--- Start ---

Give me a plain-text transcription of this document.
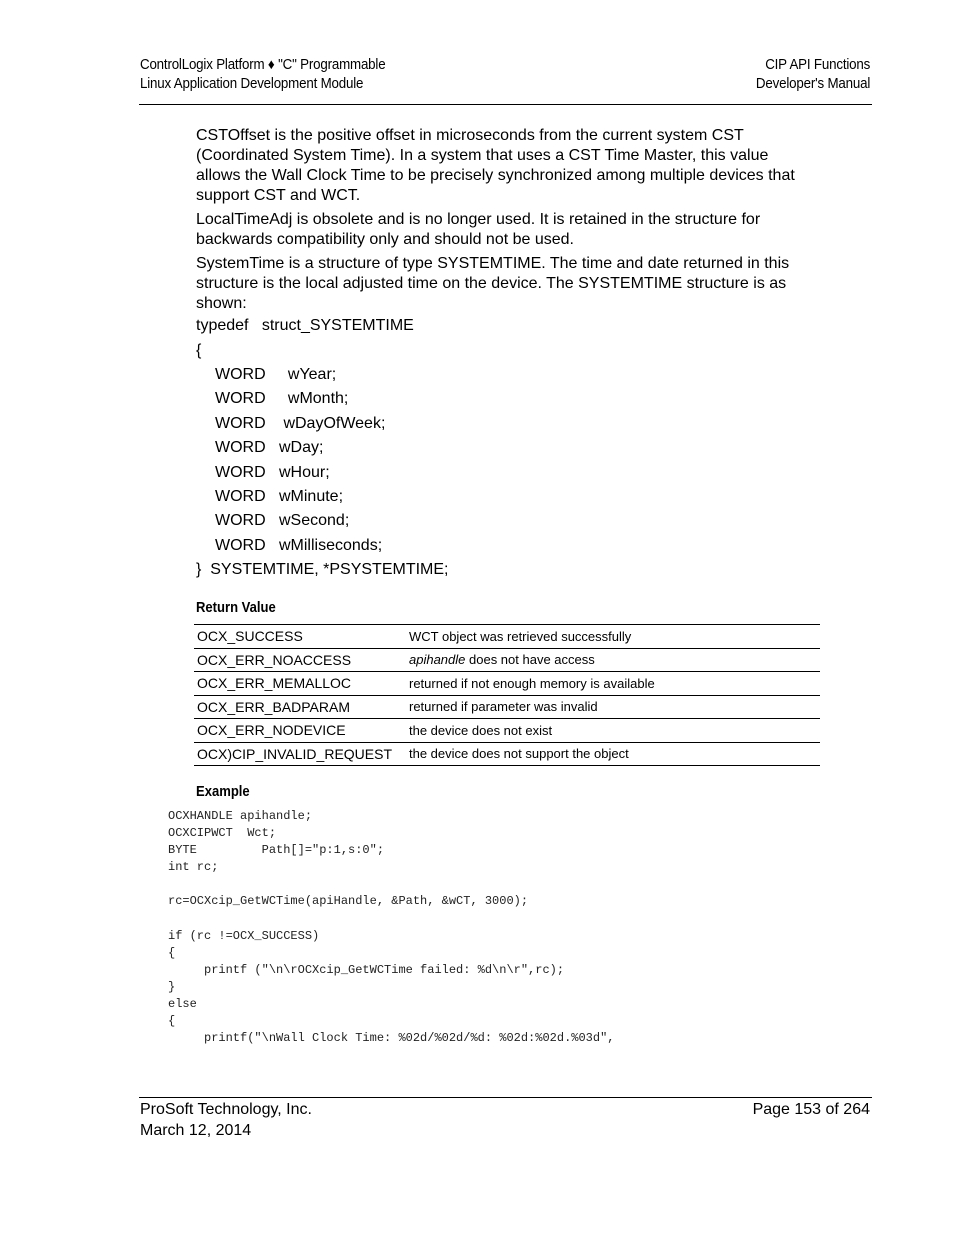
ControlLogix Platform ♦ "C" Programmable
Linux Application Development Module
CIP API Functions
Developer's Manual

CSTOffset is the positive offset in microseconds from the current system CST (Coordinated System Time). In a system that uses a CST Time Master, this value allows the Wall Clock Time to be precisely synchronized among multiple devices that support CST and WCT.

LocalTimeAdj is obsolete and is no longer used. It is retained in the structure for backwards compatibility only and should not be used.

SystemTime is a structure of type SYSTEMTIME. The time and date returned in this structure is the local adjusted time on the device. The SYSTEMTIME structure is as shown:

typedef   struct_SYSTEMTIME
{
WORD     wYear;
WORD     wMonth;
WORD    wDayOfWeek;
WORD   wDay;
WORD   wHour;
WORD   wMinute;
WORD   wSecond;
WORD   wMilliseconds;
}  SYSTEMTIME, *PSYSTEMTIME;
Return Value
OCX_SUCCESS	WCT object was retrieved successfully
OCX_ERR_NOACCESS	apihandle does not have access
OCX_ERR_MEMALLOC	returned if not enough memory is available
OCX_ERR_BADPARAM	returned if parameter was invalid
OCX_ERR_NODEVICE	the device does not exist
OCX)CIP_INVALID_REQUEST	the device does not support the object
Example
OCXHANDLE apihandle;
OCXCIPWCT  Wct;
BYTE         Path[]="p:1,s:0";
int rc;

rc=OCXcip_GetWCTime(apiHandle, &Path, &wCT, 3000);

if (rc !=OCX_SUCCESS)
{
printf ("\n\rOCXcip_GetWCTime failed: %d\n\r",rc);
}
else
{
printf("\nWall Clock Time: %02d/%02d/%d: %02d:%02d.%03d",
ProSoft Technology, Inc.
March 12, 2014
Page 153 of 264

--- End ---

→ **Your goal**:
Omit every picture while copying the listing above exactly.

→ **Worked solution**:
Give me a plain-text transcription of this document.
ControlLogix Platform ♦ "C" Programmable
Linux Application Development Module
CIP API Functions
Developer's Manual

CSTOffset is the positive offset in microseconds from the current system CST (Coordinated System Time). In a system that uses a CST Time Master, this value allows the Wall Clock Time to be precisely synchronized among multiple devices that support CST and WCT.

LocalTimeAdj is obsolete and is no longer used. It is retained in the structure for backwards compatibility only and should not be used.

SystemTime is a structure of type SYSTEMTIME. The time and date returned in this structure is the local adjusted time on the device. The SYSTEMTIME structure is as shown:

typedef   struct_SYSTEMTIME
{
WORD     wYear;
WORD     wMonth;
WORD    wDayOfWeek;
WORD   wDay;
WORD   wHour;
WORD   wMinute;
WORD   wSecond;
WORD   wMilliseconds;
}  SYSTEMTIME, *PSYSTEMTIME;
Return Value
OCX_SUCCESS	WCT object was retrieved successfully
OCX_ERR_NOACCESS	apihandle does not have access
OCX_ERR_MEMALLOC	returned if not enough memory is available
OCX_ERR_BADPARAM	returned if parameter was invalid
OCX_ERR_NODEVICE	the device does not exist
OCX)CIP_INVALID_REQUEST	the device does not support the object
Example
OCXHANDLE apihandle;
OCXCIPWCT  Wct;
BYTE         Path[]="p:1,s:0";
int rc;

rc=OCXcip_GetWCTime(apiHandle, &Path, &wCT, 3000);

if (rc !=OCX_SUCCESS)
{
printf ("\n\rOCXcip_GetWCTime failed: %d\n\r",rc);
}
else
{
printf("\nWall Clock Time: %02d/%02d/%d: %02d:%02d.%03d",
ProSoft Technology, Inc.
March 12, 2014
Page 153 of 264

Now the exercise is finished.